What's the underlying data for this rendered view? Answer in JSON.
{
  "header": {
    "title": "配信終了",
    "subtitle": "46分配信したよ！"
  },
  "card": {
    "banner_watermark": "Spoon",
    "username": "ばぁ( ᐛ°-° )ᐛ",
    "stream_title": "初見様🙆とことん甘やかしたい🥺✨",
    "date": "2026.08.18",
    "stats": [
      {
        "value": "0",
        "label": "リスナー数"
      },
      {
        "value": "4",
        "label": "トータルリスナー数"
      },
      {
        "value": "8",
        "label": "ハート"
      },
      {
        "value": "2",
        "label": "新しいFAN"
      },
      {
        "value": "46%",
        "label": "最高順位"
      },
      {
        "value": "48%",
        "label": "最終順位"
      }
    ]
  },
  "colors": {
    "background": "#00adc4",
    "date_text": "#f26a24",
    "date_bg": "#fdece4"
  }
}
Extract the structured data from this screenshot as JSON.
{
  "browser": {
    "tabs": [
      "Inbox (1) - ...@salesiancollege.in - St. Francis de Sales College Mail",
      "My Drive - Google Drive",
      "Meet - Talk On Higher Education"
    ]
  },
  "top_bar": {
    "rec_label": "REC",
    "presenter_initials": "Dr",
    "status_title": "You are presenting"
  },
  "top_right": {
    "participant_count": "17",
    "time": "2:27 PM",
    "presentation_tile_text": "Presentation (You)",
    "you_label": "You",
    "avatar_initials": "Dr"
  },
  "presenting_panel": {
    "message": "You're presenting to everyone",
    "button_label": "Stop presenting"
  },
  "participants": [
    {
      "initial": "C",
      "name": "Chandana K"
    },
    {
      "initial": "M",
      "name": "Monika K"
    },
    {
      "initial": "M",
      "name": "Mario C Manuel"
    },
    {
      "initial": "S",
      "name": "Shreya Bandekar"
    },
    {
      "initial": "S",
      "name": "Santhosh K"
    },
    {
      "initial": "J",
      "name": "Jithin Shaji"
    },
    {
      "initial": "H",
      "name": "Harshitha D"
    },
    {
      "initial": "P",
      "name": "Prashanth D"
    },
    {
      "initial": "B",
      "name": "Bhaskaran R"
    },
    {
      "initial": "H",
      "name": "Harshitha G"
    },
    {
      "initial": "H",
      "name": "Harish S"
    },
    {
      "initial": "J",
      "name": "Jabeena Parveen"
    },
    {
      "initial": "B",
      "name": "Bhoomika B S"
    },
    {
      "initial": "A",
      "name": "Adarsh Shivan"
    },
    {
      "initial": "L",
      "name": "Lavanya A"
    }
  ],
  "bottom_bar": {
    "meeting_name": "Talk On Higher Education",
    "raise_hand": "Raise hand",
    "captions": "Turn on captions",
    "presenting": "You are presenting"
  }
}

◆ ◆ ◆ ◆

§ **Task goal**:
How many of the lines above include the word "value"? Respond with the number alone.

§ **The response**:
6